[Dataset records]
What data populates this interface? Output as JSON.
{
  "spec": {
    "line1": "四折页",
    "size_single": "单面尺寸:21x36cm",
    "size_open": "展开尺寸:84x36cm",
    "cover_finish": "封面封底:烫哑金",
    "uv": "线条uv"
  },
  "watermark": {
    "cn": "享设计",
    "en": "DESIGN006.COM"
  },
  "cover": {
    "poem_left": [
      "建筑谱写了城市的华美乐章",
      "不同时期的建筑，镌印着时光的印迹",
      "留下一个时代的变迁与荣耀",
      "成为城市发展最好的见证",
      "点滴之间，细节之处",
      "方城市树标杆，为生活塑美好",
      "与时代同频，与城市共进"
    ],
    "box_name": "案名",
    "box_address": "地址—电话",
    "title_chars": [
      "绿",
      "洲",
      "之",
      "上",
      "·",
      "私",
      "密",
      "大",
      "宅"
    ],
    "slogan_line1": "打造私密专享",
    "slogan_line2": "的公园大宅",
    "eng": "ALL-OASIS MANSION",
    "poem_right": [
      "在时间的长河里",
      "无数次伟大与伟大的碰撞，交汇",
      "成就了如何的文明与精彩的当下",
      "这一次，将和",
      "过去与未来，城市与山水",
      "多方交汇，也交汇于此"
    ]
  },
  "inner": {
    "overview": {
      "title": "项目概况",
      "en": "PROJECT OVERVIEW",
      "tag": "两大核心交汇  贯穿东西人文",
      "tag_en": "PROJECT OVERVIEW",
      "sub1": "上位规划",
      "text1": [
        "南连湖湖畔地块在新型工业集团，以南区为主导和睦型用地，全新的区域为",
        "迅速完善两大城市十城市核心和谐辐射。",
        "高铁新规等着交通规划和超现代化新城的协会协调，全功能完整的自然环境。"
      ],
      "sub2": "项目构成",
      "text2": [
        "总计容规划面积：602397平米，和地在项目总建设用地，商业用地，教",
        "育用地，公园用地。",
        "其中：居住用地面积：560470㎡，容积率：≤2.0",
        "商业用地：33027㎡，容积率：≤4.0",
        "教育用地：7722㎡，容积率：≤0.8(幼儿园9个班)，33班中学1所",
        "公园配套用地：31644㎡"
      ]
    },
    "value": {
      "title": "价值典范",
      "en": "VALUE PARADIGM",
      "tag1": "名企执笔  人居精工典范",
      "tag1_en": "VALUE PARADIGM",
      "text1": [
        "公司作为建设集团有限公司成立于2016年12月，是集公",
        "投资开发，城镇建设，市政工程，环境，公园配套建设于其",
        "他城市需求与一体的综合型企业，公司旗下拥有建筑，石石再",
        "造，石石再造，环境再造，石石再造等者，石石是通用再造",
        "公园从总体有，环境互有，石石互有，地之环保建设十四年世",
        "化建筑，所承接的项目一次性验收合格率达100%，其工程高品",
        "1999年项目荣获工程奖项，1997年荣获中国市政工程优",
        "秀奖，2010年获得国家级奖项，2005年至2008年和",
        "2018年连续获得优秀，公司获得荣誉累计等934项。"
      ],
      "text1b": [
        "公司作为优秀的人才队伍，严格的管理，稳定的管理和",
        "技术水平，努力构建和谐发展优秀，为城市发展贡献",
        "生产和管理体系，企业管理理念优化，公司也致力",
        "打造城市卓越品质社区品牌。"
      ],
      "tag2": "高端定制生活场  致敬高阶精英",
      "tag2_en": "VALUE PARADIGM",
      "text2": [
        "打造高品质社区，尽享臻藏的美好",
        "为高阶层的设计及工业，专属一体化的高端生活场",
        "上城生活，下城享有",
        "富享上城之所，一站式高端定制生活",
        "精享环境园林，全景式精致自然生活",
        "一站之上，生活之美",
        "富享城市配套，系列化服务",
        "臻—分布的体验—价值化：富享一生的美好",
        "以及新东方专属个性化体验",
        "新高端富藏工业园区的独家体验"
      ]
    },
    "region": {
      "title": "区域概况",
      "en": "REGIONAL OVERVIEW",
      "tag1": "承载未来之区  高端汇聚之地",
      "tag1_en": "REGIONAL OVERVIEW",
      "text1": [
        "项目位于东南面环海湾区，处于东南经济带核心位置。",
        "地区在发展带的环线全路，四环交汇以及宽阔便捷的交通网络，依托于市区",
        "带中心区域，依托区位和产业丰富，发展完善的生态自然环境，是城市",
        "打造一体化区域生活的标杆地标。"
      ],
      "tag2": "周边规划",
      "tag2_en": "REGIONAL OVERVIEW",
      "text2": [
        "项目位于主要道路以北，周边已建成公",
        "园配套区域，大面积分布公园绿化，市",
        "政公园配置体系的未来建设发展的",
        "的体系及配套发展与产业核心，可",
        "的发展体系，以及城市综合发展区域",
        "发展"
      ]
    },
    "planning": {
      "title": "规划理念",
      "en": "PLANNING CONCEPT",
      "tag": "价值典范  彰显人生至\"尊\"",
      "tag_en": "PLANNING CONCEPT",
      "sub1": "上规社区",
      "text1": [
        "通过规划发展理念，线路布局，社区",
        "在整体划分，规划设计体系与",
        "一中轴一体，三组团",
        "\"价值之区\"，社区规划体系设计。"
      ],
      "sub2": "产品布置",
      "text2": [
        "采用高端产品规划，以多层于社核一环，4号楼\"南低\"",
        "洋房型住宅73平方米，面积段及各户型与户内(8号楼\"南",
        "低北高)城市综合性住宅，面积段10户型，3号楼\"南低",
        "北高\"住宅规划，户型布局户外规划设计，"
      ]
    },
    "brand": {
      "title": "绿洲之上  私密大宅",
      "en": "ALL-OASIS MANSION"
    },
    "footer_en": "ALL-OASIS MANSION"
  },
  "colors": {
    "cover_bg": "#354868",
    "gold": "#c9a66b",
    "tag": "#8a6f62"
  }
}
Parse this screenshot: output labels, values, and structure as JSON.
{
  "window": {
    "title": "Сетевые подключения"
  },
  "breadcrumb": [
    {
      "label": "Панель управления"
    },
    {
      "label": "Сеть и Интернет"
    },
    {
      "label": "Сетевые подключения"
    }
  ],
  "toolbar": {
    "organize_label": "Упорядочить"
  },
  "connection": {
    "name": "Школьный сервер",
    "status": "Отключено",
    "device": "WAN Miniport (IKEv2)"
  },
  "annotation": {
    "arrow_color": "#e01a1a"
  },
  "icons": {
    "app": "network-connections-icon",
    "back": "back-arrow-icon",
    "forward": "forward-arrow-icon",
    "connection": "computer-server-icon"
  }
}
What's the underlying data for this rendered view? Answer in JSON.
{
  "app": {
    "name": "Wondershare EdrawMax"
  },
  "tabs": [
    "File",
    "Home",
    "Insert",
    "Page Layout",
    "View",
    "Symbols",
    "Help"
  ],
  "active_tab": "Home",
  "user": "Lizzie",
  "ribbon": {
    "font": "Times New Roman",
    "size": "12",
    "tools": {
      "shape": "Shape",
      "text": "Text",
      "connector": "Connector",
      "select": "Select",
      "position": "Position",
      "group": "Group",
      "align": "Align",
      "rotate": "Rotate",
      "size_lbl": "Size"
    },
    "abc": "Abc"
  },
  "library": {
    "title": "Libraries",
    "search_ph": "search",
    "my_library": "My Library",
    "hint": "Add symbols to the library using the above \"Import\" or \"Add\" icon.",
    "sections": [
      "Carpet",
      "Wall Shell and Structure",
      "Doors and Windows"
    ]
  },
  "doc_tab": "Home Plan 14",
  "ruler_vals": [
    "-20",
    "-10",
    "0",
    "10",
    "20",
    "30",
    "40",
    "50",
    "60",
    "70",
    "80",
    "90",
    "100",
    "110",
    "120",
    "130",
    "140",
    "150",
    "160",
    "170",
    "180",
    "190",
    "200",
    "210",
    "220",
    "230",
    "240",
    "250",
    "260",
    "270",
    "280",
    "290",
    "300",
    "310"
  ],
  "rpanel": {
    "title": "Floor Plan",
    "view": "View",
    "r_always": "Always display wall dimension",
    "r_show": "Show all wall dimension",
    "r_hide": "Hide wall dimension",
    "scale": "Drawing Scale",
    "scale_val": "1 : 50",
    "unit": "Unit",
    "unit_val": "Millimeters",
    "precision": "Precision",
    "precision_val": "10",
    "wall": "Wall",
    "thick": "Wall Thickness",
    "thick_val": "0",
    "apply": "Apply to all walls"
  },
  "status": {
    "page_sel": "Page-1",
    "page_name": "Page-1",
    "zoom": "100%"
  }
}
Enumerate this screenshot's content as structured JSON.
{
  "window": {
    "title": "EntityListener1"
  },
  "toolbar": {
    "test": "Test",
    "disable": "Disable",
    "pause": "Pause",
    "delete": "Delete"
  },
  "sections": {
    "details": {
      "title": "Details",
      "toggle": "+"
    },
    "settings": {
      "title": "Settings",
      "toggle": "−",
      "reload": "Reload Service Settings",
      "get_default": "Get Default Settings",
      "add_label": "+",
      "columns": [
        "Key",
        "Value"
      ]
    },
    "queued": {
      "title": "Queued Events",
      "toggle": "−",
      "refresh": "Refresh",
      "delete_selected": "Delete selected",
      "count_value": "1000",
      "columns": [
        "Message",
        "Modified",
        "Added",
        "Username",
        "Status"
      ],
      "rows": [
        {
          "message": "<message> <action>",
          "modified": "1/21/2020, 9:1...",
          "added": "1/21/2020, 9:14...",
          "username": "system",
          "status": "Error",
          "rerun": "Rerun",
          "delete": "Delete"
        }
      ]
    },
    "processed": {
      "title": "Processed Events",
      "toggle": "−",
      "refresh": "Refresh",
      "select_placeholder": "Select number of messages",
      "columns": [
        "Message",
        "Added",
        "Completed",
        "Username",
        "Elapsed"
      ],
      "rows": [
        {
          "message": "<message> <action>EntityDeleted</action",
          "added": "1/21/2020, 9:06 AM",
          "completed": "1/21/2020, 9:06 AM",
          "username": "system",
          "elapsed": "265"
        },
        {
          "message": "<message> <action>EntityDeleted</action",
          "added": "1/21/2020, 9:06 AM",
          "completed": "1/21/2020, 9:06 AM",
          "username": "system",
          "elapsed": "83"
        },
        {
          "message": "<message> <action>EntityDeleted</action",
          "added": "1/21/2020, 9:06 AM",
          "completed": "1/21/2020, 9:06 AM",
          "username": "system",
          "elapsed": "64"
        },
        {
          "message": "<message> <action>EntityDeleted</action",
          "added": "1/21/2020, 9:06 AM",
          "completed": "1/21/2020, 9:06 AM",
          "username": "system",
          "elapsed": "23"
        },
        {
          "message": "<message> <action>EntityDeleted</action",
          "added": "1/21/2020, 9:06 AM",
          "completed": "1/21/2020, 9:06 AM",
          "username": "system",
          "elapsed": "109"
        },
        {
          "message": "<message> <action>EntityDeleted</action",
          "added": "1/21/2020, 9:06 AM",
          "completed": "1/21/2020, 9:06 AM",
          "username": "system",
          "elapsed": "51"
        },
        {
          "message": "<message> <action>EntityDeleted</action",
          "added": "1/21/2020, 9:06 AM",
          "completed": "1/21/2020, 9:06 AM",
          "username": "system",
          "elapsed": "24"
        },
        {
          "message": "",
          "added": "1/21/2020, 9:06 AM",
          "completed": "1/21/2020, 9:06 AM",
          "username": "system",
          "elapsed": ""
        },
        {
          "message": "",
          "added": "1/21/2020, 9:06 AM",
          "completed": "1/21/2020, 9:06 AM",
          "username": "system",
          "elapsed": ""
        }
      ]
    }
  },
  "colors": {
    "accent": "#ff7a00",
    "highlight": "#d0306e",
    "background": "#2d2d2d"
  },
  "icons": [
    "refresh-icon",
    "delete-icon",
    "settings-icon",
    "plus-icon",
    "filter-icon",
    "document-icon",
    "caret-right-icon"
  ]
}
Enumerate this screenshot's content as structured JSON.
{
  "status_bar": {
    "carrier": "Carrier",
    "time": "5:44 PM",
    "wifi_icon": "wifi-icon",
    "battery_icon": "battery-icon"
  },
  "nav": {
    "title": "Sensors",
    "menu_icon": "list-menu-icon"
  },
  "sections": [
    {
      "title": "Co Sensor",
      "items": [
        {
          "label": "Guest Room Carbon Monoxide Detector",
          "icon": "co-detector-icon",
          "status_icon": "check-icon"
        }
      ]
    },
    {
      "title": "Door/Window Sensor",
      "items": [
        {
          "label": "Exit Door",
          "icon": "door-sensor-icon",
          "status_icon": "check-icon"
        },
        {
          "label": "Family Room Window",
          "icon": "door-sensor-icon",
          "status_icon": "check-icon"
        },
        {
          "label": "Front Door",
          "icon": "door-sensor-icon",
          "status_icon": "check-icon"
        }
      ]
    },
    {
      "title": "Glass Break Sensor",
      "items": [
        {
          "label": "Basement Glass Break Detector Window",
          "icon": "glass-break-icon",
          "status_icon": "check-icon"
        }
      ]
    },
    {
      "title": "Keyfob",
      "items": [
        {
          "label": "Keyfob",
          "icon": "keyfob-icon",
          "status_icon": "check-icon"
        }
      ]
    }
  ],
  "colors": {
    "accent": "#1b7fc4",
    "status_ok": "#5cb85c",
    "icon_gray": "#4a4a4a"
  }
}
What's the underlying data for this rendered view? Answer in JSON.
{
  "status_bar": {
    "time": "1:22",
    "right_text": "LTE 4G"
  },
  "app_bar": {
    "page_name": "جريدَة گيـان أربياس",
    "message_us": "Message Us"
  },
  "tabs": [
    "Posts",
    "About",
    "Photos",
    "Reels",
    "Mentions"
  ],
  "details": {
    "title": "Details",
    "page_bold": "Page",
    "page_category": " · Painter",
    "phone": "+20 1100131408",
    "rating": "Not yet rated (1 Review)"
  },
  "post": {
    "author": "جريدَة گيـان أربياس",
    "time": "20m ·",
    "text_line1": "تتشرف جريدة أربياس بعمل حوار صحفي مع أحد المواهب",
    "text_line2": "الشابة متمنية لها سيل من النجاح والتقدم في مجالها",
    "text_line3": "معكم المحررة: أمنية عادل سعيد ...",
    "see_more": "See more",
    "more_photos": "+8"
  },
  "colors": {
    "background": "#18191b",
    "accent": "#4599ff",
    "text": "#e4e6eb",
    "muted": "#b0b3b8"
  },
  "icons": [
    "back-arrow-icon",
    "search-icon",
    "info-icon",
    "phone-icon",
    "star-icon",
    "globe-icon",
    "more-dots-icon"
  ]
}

• [PROBLEM DESCRIPTION]:
Look for the word "background" and return every line where it occurs.

• [SOLUTION FOR THIS EXERCISE]:
    "background": "#2d2d2d"
    "background": "#18191b",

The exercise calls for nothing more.